The data =>
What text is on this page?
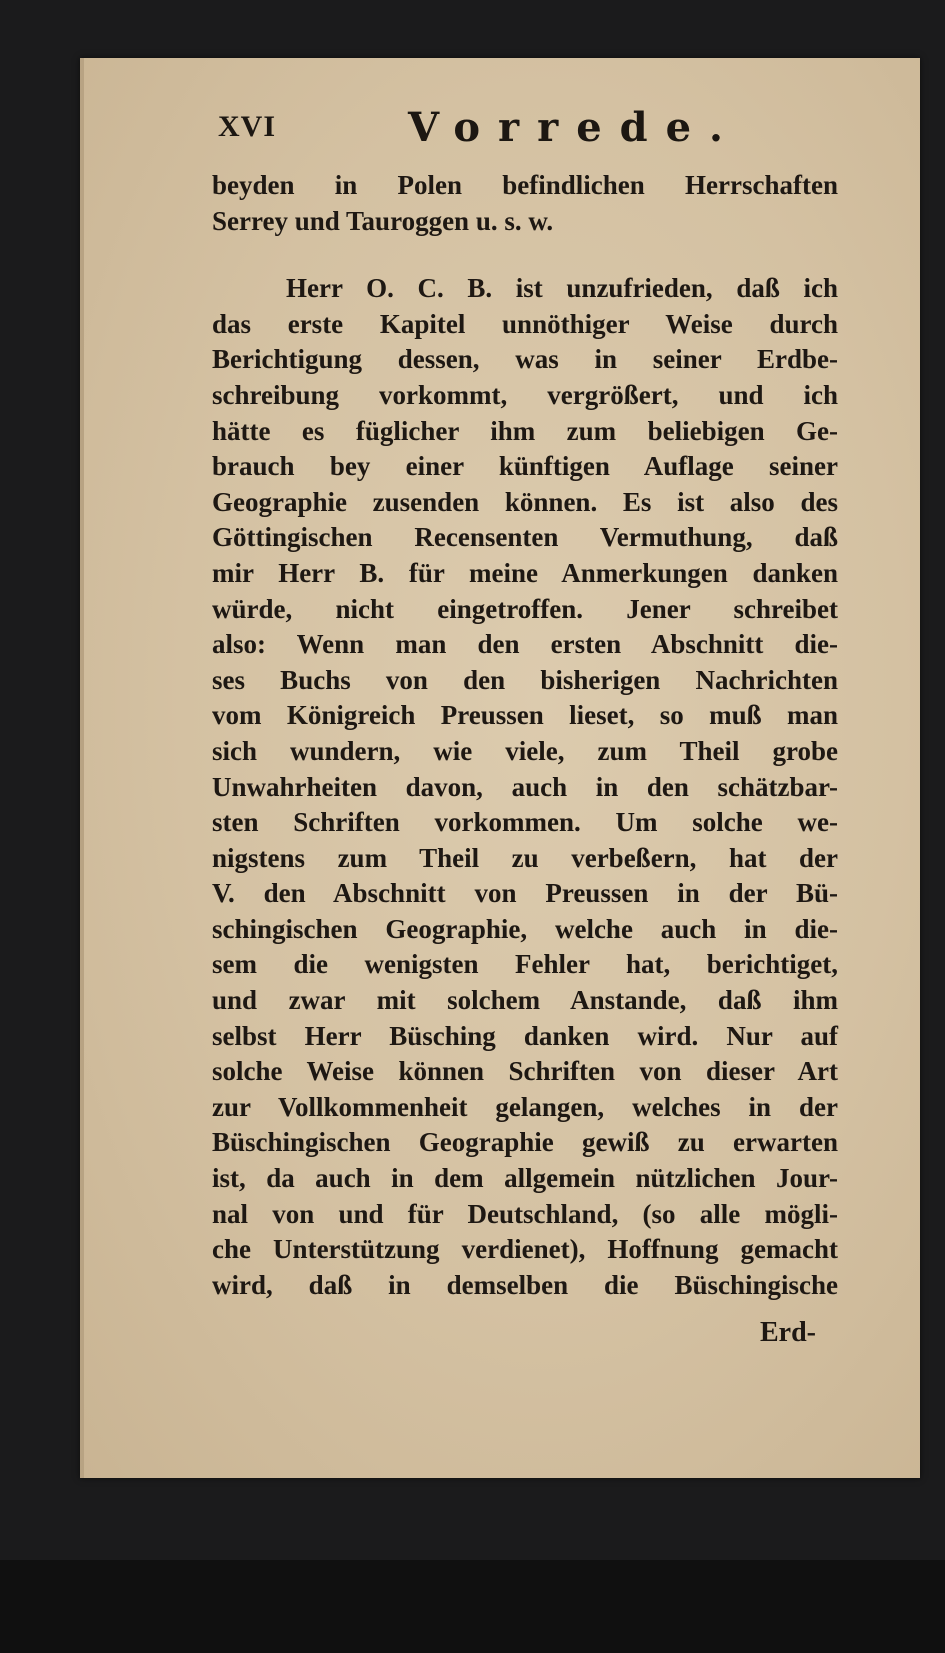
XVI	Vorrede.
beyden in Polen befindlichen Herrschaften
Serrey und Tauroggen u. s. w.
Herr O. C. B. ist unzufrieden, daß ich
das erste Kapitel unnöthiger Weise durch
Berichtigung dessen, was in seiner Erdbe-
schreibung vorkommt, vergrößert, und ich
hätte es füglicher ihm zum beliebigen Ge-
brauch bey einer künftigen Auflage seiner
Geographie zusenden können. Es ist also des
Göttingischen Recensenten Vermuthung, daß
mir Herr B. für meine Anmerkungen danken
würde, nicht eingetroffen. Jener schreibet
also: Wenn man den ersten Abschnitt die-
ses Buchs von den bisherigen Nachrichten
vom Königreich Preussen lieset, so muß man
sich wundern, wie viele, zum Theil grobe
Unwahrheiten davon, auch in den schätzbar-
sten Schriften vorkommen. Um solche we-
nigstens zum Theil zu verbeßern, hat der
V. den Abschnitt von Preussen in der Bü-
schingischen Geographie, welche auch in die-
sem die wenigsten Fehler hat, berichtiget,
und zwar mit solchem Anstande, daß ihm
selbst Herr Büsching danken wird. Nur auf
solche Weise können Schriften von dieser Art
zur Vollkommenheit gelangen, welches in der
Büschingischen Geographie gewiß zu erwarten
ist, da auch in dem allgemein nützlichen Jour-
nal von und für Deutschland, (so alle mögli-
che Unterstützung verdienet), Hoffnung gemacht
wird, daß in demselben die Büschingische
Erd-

...

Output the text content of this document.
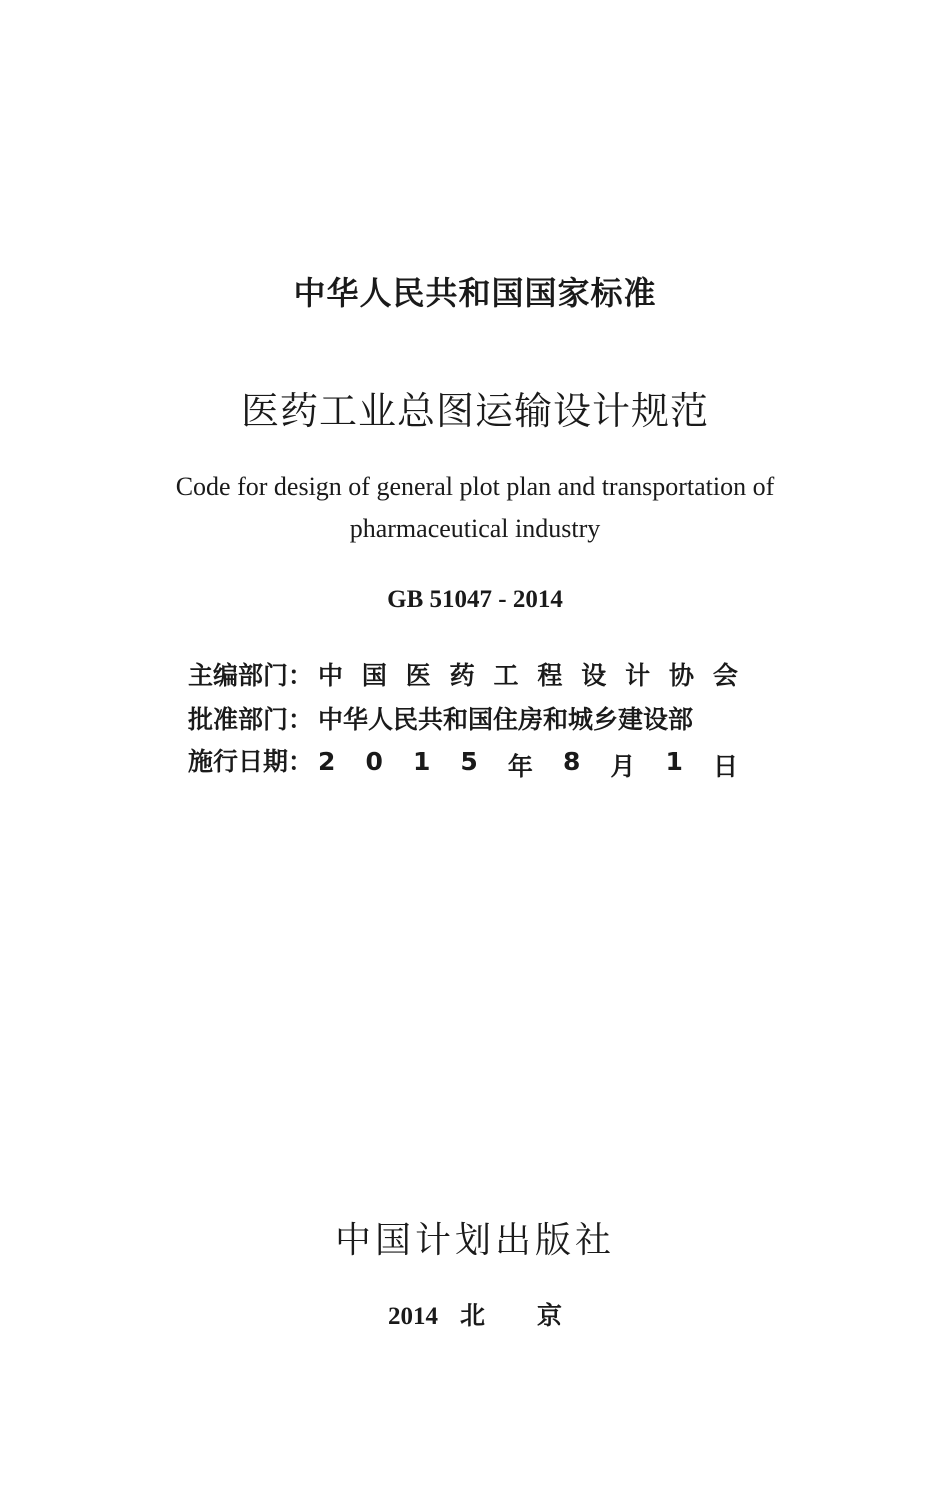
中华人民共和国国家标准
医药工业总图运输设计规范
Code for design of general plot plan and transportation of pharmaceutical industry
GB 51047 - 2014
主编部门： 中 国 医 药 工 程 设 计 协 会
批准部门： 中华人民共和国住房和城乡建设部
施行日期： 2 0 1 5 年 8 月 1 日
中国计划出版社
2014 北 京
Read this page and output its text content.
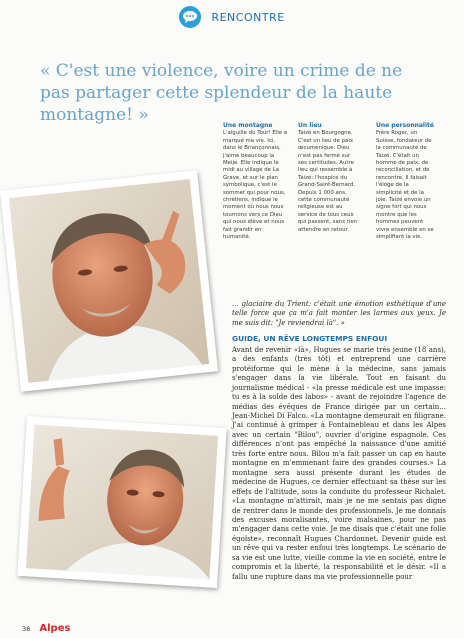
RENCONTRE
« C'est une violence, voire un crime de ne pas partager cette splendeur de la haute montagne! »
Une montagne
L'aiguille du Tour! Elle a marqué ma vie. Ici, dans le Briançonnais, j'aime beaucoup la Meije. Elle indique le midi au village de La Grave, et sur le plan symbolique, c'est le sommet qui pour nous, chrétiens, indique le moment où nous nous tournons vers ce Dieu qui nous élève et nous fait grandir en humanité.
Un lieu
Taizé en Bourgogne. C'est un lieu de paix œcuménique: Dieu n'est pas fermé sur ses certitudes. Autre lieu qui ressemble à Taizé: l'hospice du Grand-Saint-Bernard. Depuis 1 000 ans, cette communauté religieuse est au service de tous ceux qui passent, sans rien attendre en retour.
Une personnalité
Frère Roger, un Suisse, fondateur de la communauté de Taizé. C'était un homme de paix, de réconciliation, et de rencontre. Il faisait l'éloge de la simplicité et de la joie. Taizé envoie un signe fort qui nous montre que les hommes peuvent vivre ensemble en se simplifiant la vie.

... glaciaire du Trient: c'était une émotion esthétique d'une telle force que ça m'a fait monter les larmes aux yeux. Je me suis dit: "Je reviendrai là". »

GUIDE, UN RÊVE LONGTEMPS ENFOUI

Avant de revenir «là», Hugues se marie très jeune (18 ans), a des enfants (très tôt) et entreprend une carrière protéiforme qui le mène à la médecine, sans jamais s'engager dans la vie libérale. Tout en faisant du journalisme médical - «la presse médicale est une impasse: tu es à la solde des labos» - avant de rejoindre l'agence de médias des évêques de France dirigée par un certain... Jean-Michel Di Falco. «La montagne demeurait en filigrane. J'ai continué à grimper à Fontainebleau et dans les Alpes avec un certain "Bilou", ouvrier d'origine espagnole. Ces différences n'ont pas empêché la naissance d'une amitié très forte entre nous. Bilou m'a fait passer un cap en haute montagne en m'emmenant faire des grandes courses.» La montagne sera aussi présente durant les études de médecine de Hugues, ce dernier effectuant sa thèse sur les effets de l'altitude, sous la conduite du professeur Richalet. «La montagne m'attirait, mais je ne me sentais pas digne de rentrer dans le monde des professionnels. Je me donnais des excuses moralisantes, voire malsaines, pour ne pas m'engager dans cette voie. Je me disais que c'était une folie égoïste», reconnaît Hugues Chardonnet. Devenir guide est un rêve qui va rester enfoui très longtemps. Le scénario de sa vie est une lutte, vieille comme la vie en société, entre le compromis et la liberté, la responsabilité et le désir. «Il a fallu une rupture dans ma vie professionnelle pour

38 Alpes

* * *

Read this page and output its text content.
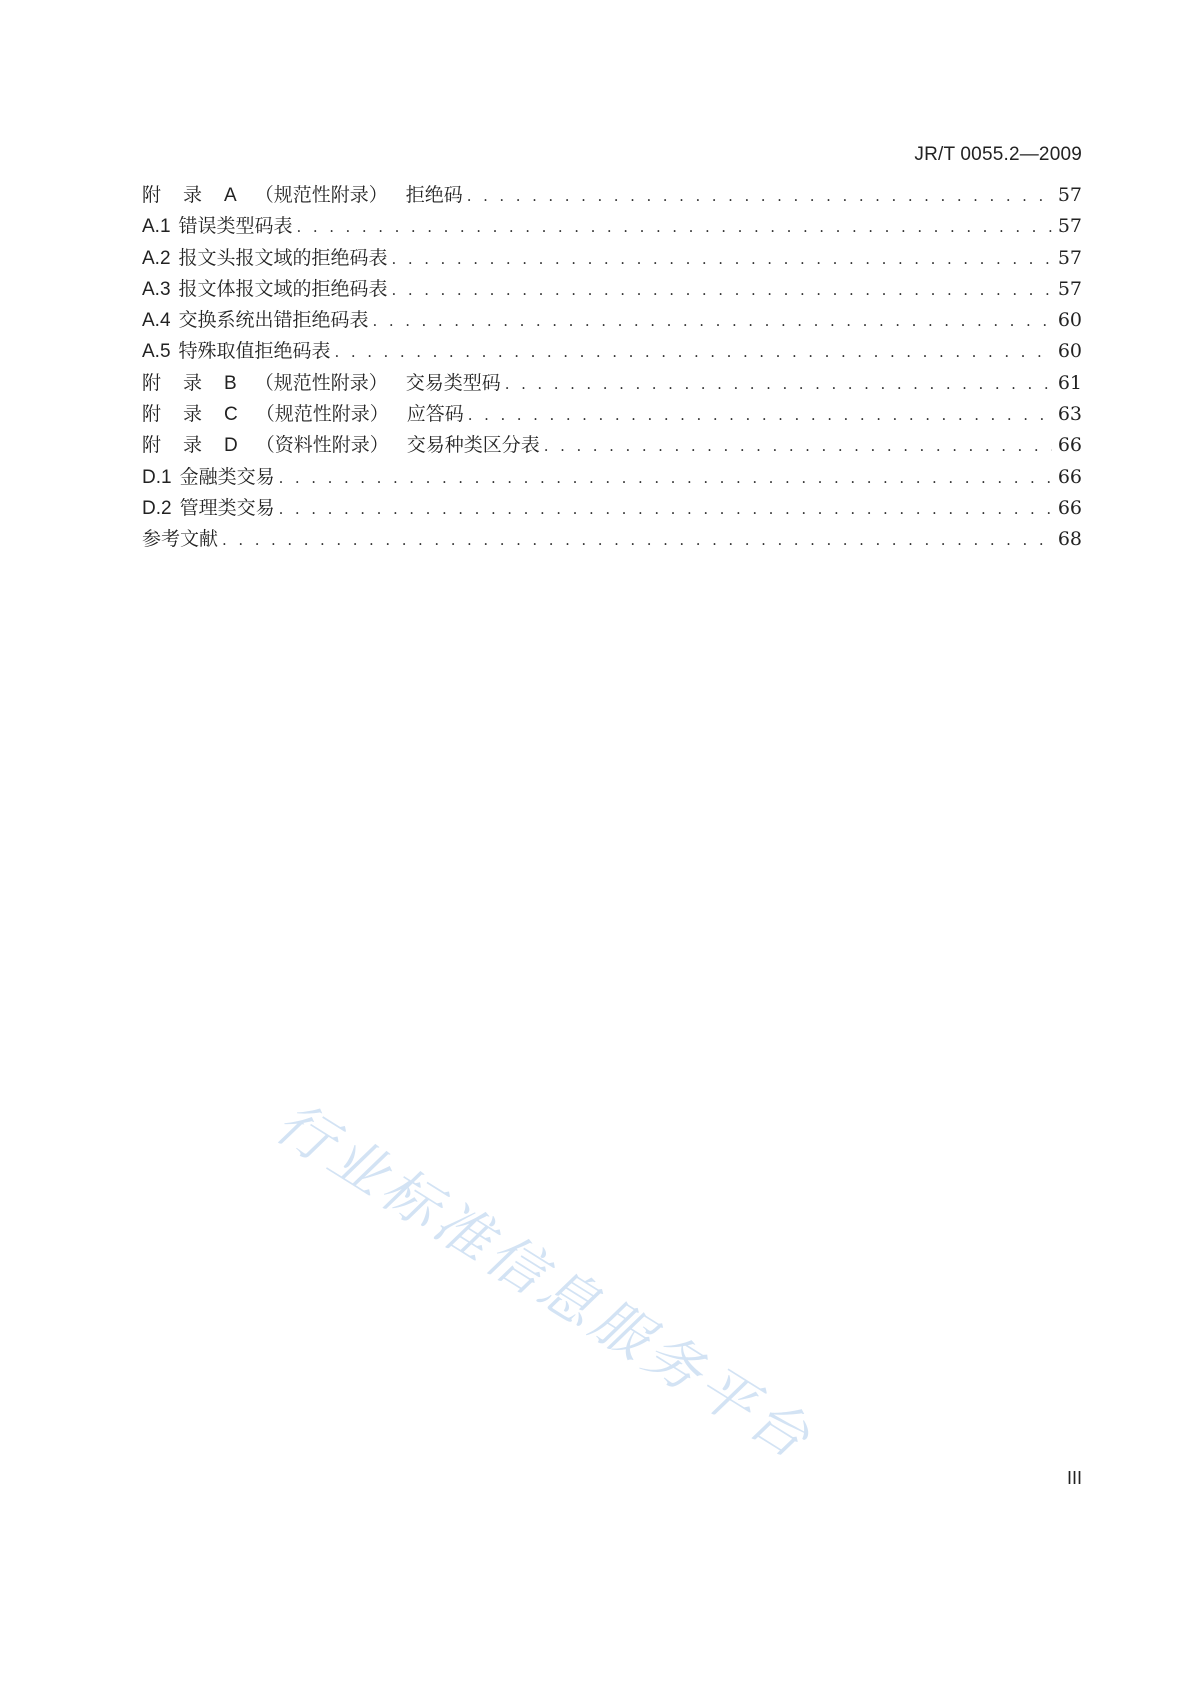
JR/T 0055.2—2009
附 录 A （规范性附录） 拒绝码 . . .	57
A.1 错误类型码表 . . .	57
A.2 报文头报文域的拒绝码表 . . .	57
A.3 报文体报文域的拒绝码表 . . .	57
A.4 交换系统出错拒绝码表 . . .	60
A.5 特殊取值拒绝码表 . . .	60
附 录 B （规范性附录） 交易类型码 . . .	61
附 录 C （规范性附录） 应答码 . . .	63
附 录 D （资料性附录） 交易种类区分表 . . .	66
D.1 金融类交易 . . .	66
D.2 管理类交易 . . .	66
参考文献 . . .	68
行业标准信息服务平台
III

Given exercise => Copy out the lines in which the string "seiner" appears.

Exercise response =>
Berichtigung dessen, was in seiner Erdbe-
brauch bey einer künftigen Auflage seiner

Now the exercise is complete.